**WHAT YOU SHOULD DO**:
Pull out all lines from the listing below in which the word "series" appears.

Begin EXTRACTED DATA

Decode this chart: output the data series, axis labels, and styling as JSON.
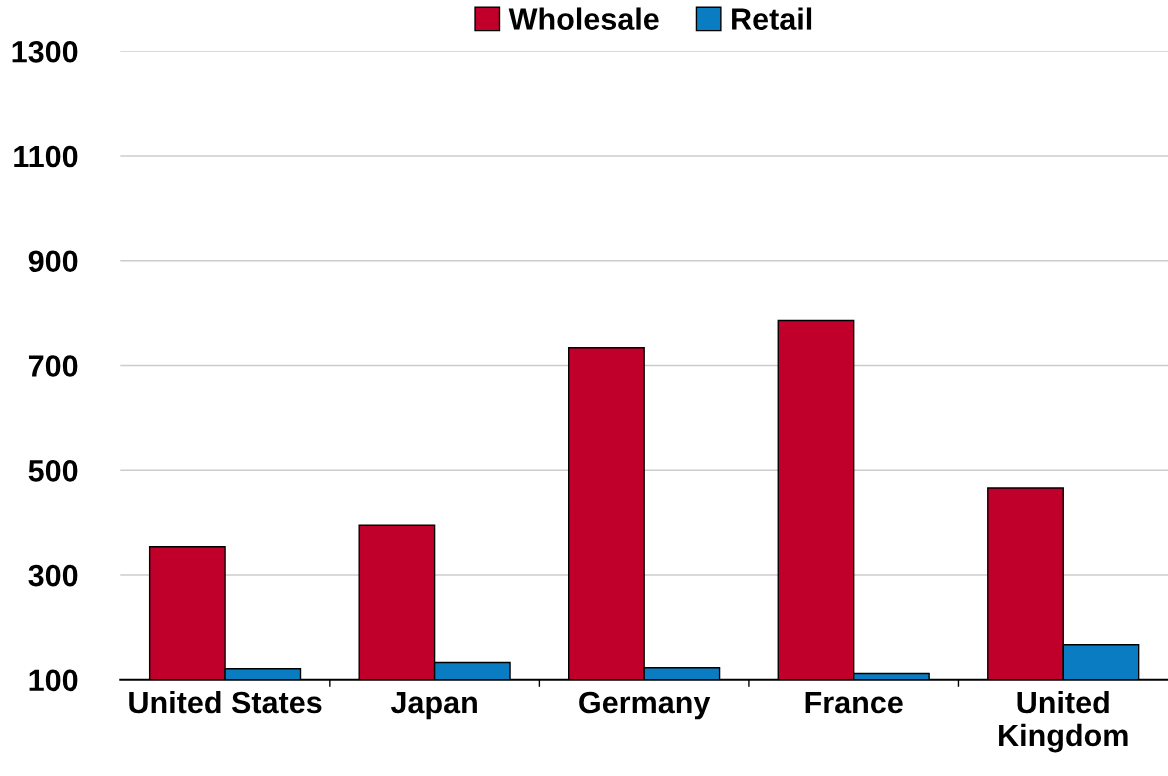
{
  "chart_data": {
    "type": "bar",
    "categories": [
      "United States",
      "Japan",
      "Germany",
      "France",
      "United\nKingdom"
    ],
    "series": [
      {
        "name": "Wholesale",
        "color": "#c0002a",
        "values": [
          354,
          395,
          734,
          786,
          466
        ]
      },
      {
        "name": "Retail",
        "color": "#0a7cc1",
        "values": [
          121,
          133,
          123,
          112,
          167
        ]
      }
    ],
    "ylim": [
      100,
      1300
    ],
    "yticks": [
      100,
      300,
      500,
      700,
      900,
      1100,
      1300
    ],
    "grid": "y",
    "legend": "top"
  }
}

End EXTRACTED DATA

**SOLVED PROBLEM**:
Decode this chart: output the data series, axis labels, and styling as JSON.
    "series": [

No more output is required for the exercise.